SOURCE DOCUMENT
◇ ◇ ◇ ◇ ◇ ◇ ◇

Pete Rock & CL Smooth were a hip hop duo from Mount Vernon, New York. They made their debut with their 1991 EP, All Souled Out and followed that with their 1992 LP Mecca and the Soul Brother.

Career

1991–1994: The Golden Age
As a producer, DJ Pete Rock (Peter Phillips) gained notoriety for his use of obscure soul and jazz records, frequently making use of horn-driven hooks. Lead vocalist CL Smooth (Corey Penn) delivered more conscious style of rap which contrasted with the popular gangsta rap records of the time, and he mostly avoided profanity, similar in style and delivery to positive East Coast rappers like those associated with the Native Tongues Crew. Their signature hit was "They Reminisce Over You (T.R.O.Y.)", a requiem for fallen friends — namely Troy "Trouble T-Roy" Dixon, a member of Heavy D & The Boyz, who died in 1990. They were first signed to Elektra Records, managed, and executive produced by Eddie F of Heavy D and The Boyz and Untouchables Entertainment who also then managed Pete Rock as a producer. Pete Rock was one of the original three "Untouchables" producers along with Eddie F himself and Nevelle Hodge.

◇ ◇ ◇ ◇ ◇ ◇ ◇

QUESTIONS
[1] Decide whether each statement below agrees with the article on Pete Rock & CL Smooth, answering yes or no and quoting the words from the article that settle it.
(a) The duo's debut release was the 1992 LP Mecca and the Soul Brother.
(b) CL Smooth's real name is Corey Penn.
(c) Troy "Trouble T-Roy" Dixon died in 1990.
[2] Write the next part of the article on Pete Rock & CL Smooth, picking up after its final sentence.

Recorded data
◇ ◇ ◇ ◇ ◇ ◇ ◇

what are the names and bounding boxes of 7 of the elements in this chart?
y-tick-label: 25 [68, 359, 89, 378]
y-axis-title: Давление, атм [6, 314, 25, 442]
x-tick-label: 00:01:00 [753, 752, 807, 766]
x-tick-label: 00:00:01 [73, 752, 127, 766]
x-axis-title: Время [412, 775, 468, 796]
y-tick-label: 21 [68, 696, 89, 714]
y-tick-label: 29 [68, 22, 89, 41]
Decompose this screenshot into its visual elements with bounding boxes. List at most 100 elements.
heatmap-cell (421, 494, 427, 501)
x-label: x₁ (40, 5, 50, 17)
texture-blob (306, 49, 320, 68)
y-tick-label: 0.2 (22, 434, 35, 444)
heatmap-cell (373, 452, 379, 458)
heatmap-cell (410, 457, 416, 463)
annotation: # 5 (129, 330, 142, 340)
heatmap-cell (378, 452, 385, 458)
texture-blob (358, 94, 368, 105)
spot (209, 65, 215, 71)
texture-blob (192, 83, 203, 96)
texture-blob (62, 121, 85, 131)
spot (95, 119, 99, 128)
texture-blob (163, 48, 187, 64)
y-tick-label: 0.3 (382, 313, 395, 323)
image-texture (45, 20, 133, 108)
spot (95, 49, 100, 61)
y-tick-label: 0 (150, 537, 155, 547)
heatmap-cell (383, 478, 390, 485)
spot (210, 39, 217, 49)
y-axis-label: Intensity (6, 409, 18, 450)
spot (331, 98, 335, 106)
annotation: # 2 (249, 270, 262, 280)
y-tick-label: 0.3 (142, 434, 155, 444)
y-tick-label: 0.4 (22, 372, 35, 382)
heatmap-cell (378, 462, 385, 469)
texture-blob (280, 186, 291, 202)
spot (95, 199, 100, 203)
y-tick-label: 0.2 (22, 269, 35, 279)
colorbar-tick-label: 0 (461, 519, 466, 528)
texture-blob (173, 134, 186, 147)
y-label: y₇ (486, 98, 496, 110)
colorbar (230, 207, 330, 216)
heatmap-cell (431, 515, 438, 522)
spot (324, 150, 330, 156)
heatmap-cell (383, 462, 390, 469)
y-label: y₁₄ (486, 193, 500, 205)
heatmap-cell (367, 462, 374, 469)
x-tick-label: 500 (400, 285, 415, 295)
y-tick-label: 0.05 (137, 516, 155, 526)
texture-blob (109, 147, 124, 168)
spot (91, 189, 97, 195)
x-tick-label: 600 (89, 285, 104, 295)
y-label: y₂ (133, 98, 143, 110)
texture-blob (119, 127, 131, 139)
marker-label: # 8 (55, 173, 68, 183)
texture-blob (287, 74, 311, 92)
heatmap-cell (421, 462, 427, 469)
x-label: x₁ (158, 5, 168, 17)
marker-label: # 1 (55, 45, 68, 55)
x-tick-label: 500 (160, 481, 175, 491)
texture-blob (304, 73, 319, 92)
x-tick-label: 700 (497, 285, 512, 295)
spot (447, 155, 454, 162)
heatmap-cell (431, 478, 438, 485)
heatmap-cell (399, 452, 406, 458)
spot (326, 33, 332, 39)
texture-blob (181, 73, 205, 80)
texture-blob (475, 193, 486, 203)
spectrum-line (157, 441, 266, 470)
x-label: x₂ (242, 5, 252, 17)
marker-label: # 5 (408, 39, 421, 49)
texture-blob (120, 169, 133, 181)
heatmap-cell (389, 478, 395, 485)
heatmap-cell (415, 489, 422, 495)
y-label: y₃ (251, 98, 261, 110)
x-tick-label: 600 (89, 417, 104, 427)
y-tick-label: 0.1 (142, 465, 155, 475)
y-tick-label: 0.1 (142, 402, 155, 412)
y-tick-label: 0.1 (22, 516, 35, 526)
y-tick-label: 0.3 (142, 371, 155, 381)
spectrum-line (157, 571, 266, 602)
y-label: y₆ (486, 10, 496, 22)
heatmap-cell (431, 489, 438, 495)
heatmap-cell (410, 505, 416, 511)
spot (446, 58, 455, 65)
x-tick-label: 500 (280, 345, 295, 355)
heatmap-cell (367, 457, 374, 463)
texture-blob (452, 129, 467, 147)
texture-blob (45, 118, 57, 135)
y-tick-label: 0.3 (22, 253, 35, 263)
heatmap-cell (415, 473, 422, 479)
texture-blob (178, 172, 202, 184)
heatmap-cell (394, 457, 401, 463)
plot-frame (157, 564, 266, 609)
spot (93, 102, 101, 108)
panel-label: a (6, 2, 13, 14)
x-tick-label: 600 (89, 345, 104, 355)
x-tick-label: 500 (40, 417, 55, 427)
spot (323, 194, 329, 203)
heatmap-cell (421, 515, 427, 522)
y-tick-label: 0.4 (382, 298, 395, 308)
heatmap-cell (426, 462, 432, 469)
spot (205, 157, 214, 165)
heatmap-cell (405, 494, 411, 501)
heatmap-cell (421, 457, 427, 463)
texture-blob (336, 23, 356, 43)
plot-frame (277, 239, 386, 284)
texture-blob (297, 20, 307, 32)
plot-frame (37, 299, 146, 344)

◇ ◇ ◇ ◇ ◇ ◇ ◇

ANSWERS IN ORDER
[1]
(a) No: "They made their debut with their 1991 EP, All Souled Out"
(b) Yes: "Lead vocalist CL Smooth (Corey Penn)"
(c) Yes: "a member of Heavy D & The Boyz, who died in 1990"

[2]
In 1994 the duo followed up with The Main Ingredient, and they appeared as frequent guest artists collaborating on remixes, soundtracks, and other works. Public Enemy, EPMD, Heavy D and Johnny Gill were among the artists they collaborated with, and they can also claim credit for producing (and performing on) Run–D.M.C.'s 1993 comeback single "Down with the King".

1995–2009: Creative differences
The group broke up in 1995 (shortly after a Sprite TV commercial), however they have collaborated several times since on a handful of cuts from Pete Rock's solo recordings: Soul Survivor (1998), PeteStrumentals (2001) and Soul Survivor II (2004). The duo also went on a brief reunion tour as a warm up for their then-anticipated new album, which ended with a show at London's famous Jazz Cafe.  Despite these intermittent collaborations, the pair has exchanged dismissive comments toward each other in separate interviews, disavowing plans for a full-fledged reunion.

Their best-of compilation, Good Life, was released on Elektra/WEA in 2003.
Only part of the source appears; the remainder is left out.